Exercise details ▸
Lines containing the string "Wings" are to be collected in full.

Available records ▸
◆ ◆ ◆ ◆

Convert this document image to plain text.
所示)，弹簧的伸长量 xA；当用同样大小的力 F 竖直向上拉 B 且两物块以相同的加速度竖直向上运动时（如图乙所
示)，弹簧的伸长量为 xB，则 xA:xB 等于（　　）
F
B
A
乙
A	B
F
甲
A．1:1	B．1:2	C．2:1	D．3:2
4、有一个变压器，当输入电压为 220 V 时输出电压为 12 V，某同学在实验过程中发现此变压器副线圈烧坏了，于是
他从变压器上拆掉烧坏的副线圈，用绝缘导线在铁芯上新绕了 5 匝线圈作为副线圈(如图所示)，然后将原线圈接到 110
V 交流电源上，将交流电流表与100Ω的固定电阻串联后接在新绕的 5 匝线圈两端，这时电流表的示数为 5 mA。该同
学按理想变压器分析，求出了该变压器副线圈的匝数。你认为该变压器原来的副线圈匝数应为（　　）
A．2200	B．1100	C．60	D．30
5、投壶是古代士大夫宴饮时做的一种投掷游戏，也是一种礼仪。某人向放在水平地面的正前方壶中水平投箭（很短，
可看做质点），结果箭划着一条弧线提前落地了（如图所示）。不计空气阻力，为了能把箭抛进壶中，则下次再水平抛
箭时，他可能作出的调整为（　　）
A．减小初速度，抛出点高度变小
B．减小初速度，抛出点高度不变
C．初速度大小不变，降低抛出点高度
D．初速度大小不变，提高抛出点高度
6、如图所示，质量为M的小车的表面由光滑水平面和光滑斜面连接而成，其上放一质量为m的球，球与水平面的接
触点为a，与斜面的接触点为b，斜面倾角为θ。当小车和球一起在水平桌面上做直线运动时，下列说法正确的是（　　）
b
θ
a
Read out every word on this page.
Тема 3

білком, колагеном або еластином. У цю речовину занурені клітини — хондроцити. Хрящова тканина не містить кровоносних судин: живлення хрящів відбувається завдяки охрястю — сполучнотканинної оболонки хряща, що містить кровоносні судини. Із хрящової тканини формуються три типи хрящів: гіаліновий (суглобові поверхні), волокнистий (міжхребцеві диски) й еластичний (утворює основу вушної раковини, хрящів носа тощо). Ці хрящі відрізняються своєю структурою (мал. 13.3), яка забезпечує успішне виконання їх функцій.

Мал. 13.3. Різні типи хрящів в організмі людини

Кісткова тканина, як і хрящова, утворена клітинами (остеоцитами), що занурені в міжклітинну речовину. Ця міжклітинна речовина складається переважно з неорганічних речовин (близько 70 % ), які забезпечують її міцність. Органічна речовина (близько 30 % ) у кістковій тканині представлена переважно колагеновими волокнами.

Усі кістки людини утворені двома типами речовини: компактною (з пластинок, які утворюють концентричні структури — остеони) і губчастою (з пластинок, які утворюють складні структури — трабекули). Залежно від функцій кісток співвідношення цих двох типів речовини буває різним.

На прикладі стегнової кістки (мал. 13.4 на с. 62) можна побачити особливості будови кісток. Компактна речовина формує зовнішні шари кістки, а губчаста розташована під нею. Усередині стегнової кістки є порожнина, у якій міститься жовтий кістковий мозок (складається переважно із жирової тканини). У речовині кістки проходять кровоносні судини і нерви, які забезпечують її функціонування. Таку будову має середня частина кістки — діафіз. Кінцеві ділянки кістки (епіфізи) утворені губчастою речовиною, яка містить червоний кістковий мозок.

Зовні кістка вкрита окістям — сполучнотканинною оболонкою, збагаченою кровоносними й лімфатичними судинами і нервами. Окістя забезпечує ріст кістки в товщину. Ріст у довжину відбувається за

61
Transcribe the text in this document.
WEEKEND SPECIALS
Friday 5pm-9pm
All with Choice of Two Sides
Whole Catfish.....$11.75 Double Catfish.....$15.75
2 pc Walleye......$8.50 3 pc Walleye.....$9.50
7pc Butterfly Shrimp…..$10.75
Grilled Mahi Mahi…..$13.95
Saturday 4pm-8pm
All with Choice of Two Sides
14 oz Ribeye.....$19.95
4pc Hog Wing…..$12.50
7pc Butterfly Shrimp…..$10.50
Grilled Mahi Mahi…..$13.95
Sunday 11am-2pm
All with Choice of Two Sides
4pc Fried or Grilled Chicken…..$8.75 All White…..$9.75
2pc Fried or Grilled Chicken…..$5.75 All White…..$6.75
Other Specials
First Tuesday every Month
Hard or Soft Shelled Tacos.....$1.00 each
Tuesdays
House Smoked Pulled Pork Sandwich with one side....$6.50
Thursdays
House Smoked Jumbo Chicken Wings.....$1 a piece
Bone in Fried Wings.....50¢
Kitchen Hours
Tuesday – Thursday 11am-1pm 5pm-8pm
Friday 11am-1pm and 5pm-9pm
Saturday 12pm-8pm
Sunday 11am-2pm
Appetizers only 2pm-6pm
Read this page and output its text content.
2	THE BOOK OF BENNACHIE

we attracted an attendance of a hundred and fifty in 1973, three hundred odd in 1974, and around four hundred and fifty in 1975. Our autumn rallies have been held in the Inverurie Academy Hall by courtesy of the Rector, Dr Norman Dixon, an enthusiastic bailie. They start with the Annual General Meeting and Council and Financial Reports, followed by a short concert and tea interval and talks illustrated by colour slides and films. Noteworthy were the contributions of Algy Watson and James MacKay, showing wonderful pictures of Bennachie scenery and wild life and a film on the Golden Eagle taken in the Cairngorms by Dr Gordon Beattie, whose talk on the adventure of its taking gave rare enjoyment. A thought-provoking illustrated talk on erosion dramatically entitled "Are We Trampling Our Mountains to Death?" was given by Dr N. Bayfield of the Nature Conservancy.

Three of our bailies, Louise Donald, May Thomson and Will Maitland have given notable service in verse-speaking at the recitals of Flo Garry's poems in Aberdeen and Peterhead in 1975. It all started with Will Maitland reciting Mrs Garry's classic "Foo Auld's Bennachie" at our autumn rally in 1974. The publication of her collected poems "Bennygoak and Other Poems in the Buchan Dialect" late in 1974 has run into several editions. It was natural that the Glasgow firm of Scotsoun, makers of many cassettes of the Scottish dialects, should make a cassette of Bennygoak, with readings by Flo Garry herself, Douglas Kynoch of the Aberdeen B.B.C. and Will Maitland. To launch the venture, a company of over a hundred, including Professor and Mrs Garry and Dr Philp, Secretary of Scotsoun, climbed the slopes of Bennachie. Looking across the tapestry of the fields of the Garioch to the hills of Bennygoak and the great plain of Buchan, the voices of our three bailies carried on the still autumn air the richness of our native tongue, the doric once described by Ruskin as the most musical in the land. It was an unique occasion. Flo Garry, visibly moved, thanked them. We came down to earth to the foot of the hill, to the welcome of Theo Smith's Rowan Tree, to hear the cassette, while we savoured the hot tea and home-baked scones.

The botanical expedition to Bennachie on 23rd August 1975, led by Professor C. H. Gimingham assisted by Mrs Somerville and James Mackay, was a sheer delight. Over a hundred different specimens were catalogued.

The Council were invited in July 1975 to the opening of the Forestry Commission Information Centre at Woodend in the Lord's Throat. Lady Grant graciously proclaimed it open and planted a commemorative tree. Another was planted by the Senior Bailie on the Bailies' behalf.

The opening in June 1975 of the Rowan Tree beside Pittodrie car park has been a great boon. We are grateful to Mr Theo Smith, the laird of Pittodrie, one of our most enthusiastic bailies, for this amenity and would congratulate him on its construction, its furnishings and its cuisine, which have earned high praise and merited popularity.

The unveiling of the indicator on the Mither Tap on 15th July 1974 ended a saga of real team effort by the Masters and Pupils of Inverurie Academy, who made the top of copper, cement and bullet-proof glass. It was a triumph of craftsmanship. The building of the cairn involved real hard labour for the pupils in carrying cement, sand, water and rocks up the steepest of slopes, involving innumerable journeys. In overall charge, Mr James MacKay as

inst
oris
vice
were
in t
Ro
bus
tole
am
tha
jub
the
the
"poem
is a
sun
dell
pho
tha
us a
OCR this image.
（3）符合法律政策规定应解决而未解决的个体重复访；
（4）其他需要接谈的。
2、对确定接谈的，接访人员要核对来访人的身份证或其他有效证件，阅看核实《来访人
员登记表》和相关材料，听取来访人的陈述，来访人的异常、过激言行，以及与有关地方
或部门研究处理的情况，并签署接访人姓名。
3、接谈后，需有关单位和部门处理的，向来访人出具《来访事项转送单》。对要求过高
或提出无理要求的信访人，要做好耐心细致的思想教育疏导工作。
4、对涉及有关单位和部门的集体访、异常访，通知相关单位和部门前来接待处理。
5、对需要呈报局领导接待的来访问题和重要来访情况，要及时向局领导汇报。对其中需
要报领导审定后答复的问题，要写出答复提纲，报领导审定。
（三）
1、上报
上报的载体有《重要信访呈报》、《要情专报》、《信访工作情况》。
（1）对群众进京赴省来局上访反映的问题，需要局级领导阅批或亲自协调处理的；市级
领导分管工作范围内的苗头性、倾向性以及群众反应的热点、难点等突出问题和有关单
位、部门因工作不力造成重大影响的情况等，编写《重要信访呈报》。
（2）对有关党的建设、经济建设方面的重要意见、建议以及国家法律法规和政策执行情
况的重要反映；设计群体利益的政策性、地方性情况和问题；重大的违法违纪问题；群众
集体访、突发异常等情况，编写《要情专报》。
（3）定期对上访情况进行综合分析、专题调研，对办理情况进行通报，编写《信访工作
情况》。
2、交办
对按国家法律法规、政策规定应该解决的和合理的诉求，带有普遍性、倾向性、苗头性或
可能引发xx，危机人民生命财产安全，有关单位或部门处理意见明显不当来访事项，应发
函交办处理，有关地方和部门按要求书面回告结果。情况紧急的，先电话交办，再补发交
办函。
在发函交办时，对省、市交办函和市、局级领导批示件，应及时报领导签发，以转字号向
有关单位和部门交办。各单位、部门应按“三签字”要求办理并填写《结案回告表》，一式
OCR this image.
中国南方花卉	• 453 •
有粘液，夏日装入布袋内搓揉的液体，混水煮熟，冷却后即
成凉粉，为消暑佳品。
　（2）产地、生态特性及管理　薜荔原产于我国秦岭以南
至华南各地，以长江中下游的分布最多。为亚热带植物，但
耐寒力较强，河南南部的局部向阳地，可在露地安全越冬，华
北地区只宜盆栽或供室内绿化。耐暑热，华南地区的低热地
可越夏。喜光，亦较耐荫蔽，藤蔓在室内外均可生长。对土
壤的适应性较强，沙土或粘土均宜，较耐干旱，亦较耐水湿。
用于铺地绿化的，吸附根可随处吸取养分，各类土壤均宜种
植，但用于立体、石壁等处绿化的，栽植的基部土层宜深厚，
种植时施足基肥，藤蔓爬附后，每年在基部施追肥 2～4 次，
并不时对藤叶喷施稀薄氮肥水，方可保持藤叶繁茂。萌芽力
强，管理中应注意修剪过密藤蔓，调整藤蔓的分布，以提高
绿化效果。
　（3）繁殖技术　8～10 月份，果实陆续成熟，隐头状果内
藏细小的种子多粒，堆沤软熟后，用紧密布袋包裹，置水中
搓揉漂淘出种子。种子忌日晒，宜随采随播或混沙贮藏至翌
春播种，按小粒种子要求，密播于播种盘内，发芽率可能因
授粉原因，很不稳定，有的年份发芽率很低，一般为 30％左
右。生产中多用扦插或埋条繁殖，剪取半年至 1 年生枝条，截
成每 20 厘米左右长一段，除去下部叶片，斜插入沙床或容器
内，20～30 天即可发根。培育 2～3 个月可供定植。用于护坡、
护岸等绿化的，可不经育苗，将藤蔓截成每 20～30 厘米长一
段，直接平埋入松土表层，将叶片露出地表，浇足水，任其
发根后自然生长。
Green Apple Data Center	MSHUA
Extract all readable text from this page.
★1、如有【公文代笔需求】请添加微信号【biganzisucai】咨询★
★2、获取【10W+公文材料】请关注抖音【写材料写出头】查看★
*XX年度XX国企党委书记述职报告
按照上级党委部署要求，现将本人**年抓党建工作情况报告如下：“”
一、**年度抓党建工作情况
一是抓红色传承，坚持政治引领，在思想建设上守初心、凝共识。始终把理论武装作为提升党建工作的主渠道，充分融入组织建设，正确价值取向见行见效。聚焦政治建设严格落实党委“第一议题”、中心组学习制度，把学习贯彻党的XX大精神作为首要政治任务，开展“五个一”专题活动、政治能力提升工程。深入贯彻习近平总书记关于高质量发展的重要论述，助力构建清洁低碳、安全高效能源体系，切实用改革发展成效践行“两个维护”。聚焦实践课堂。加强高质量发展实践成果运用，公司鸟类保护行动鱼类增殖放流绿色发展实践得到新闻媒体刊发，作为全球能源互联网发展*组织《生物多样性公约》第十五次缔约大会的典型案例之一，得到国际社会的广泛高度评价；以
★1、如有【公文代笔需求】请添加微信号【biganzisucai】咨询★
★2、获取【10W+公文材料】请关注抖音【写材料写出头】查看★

◆ ◆ ◆ ◆

Full output ▸
House Smoked Jumbo Chicken Wings.....$1 a piece
Bone in Fried Wings.....50¢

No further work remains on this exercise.